** START INPUT RECORDS **
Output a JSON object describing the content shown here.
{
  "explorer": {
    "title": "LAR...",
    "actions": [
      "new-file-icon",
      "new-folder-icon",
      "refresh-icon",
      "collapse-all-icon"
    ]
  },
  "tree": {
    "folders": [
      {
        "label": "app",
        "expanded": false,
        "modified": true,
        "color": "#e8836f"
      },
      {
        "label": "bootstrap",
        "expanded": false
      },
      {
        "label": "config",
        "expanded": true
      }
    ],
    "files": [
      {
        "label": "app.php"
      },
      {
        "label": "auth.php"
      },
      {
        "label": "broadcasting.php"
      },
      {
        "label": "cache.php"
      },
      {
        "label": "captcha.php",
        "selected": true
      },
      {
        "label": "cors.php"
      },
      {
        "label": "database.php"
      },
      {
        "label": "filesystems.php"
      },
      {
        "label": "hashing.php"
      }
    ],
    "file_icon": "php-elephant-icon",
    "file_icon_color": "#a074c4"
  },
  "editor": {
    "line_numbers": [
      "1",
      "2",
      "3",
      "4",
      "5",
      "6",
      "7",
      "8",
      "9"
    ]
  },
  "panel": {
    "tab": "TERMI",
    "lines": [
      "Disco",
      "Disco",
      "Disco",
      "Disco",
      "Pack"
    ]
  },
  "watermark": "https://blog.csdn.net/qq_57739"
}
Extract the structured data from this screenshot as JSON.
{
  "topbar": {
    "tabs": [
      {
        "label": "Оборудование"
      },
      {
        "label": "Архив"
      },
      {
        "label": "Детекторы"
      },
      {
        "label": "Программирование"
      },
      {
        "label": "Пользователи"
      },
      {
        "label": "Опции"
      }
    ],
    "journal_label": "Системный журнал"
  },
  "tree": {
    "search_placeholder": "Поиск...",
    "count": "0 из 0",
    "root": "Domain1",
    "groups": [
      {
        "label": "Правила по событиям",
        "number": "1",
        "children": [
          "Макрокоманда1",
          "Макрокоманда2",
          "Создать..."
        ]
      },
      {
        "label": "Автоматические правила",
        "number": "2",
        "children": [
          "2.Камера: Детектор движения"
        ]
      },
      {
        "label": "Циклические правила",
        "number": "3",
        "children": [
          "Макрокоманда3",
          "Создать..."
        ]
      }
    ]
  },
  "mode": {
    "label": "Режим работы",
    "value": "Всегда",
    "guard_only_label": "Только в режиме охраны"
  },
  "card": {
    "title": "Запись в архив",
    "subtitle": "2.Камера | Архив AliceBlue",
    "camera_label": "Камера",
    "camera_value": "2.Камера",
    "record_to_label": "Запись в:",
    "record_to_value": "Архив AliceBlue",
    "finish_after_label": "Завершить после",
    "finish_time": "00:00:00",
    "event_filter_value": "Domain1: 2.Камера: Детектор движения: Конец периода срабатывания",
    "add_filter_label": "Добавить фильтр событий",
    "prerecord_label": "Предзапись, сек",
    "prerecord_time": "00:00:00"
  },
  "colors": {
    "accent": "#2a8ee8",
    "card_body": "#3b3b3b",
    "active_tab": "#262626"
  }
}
** END INPUT RECORDS **
Copy out every line of the data that includes "AliceBlue".

    "subtitle": "2.Камера | Архив AliceBlue",
    "record_to_value": "Архив AliceBlue",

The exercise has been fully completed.